## WHAT TO PRODUCE:
In full and without alteration, give the listing again.

## INFORMATION GIVEN:
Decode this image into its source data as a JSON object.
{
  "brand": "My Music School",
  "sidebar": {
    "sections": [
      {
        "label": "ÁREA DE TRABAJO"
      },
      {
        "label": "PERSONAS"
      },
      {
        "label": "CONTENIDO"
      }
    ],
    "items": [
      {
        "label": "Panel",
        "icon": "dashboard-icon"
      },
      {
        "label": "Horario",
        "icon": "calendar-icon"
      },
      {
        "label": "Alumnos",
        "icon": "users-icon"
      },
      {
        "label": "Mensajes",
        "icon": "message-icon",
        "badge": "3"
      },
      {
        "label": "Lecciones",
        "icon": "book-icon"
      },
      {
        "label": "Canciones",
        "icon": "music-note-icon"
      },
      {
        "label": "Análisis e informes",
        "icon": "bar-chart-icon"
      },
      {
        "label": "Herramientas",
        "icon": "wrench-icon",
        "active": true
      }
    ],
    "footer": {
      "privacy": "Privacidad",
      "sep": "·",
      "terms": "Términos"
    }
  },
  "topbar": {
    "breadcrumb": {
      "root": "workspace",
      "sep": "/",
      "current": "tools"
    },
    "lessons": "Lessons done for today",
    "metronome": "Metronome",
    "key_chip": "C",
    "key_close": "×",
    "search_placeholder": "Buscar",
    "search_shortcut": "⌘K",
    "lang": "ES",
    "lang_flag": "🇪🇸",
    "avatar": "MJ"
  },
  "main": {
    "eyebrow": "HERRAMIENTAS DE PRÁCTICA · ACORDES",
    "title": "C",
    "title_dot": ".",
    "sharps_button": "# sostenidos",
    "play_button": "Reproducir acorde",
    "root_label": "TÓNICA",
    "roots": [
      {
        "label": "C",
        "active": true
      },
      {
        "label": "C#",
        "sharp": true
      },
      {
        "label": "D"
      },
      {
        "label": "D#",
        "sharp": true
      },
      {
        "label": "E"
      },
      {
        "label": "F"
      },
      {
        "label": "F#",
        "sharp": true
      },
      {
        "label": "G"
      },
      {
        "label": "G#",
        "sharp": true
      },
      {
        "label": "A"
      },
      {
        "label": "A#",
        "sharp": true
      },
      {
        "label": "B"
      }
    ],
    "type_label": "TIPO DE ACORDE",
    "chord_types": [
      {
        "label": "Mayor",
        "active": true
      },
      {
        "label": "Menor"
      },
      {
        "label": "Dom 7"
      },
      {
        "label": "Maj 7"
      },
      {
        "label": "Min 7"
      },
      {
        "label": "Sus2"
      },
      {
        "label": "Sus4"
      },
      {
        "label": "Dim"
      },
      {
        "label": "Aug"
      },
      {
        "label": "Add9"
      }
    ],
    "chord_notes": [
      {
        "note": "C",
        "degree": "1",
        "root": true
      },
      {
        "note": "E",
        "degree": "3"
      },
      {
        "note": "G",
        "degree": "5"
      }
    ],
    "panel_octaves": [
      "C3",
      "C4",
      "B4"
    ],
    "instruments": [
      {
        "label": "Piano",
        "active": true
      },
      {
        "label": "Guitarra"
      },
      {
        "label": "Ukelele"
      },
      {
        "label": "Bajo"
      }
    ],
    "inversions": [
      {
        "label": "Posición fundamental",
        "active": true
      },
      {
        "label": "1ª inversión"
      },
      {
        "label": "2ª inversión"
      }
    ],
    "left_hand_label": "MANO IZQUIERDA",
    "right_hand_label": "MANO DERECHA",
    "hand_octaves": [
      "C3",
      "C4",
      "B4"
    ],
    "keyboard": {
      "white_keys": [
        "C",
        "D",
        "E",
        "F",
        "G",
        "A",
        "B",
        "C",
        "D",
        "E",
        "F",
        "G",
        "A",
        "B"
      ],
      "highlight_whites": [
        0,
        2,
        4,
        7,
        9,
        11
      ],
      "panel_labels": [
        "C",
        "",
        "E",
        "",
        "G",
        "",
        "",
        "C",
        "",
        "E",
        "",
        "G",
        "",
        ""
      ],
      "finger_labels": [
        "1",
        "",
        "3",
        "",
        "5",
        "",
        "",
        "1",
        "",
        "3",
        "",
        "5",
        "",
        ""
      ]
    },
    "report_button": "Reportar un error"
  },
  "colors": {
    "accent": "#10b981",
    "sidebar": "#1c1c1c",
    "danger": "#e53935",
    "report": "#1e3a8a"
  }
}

## WRITTEN ANSWER:
Decode this image into its source data as a JSON object.
{
  "brand": "My Music School",
  "sidebar": {
    "sections": [
      {
        "label": "ÁREA DE TRABAJO"
      },
      {
        "label": "PERSONAS"
      },
      {
        "label": "CONTENIDO"
      }
    ],
    "items": [
      {
        "label": "Panel",
        "icon": "dashboard-icon"
      },
      {
        "label": "Horario",
        "icon": "calendar-icon"
      },
      {
        "label": "Alumnos",
        "icon": "users-icon"
      },
      {
        "label": "Mensajes",
        "icon": "message-icon",
        "badge": "3"
      },
      {
        "label": "Lecciones",
        "icon": "book-icon"
      },
      {
        "label": "Canciones",
        "icon": "music-note-icon"
      },
      {
        "label": "Análisis e informes",
        "icon": "bar-chart-icon"
      },
      {
        "label": "Herramientas",
        "icon": "wrench-icon",
        "active": true
      }
    ],
    "footer": {
      "privacy": "Privacidad",
      "sep": "·",
      "terms": "Términos"
    }
  },
  "topbar": {
    "breadcrumb": {
      "root": "workspace",
      "sep": "/",
      "current": "tools"
    },
    "lessons": "Lessons done for today",
    "metronome": "Metronome",
    "key_chip": "C",
    "key_close": "×",
    "search_placeholder": "Buscar",
    "search_shortcut": "⌘K",
    "lang": "ES",
    "lang_flag": "🇪🇸",
    "avatar": "MJ"
  },
  "main": {
    "eyebrow": "HERRAMIENTAS DE PRÁCTICA · ACORDES",
    "title": "C",
    "title_dot": ".",
    "sharps_button": "# sostenidos",
    "play_button": "Reproducir acorde",
    "root_label": "TÓNICA",
    "roots": [
      {
        "label": "C",
        "active": true
      },
      {
        "label": "C#",
        "sharp": true
      },
      {
        "label": "D"
      },
      {
        "label": "D#",
        "sharp": true
      },
      {
        "label": "E"
      },
      {
        "label": "F"
      },
      {
        "label": "F#",
        "sharp": true
      },
      {
        "label": "G"
      },
      {
        "label": "G#",
        "sharp": true
      },
      {
        "label": "A"
      },
      {
        "label": "A#",
        "sharp": true
      },
      {
        "label": "B"
      }
    ],
    "type_label": "TIPO DE ACORDE",
    "chord_types": [
      {
        "label": "Mayor",
        "active": true
      },
      {
        "label": "Menor"
      },
      {
        "label": "Dom 7"
      },
      {
        "label": "Maj 7"
      },
      {
        "label": "Min 7"
      },
      {
        "label": "Sus2"
      },
      {
        "label": "Sus4"
      },
      {
        "label": "Dim"
      },
      {
        "label": "Aug"
      },
      {
        "label": "Add9"
      }
    ],
    "chord_notes": [
      {
        "note": "C",
        "degree": "1",
        "root": true
      },
      {
        "note": "E",
        "degree": "3"
      },
      {
        "note": "G",
        "degree": "5"
      }
    ],
    "panel_octaves": [
      "C3",
      "C4",
      "B4"
    ],
    "instruments": [
      {
        "label": "Piano",
        "active": true
      },
      {
        "label": "Guitarra"
      },
      {
        "label": "Ukelele"
      },
      {
        "label": "Bajo"
      }
    ],
    "inversions": [
      {
        "label": "Posición fundamental",
        "active": true
      },
      {
        "label": "1ª inversión"
      },
      {
        "label": "2ª inversión"
      }
    ],
    "left_hand_label": "MANO IZQUIERDA",
    "right_hand_label": "MANO DERECHA",
    "hand_octaves": [
      "C3",
      "C4",
      "B4"
    ],
    "keyboard": {
      "white_keys": [
        "C",
        "D",
        "E",
        "F",
        "G",
        "A",
        "B",
        "C",
        "D",
        "E",
        "F",
        "G",
        "A",
        "B"
      ],
      "highlight_whites": [
        0,
        2,
        4,
        7,
        9,
        11
      ],
      "panel_labels": [
        "C",
        "",
        "E",
        "",
        "G",
        "",
        "",
        "C",
        "",
        "E",
        "",
        "G",
        "",
        ""
      ],
      "finger_labels": [
        "1",
        "",
        "3",
        "",
        "5",
        "",
        "",
        "1",
        "",
        "3",
        "",
        "5",
        "",
        ""
      ]
    },
    "report_button": "Reportar un error"
  },
  "colors": {
    "accent": "#10b981",
    "sidebar": "#1c1c1c",
    "danger": "#e53935",
    "report": "#1e3a8a"
  }
}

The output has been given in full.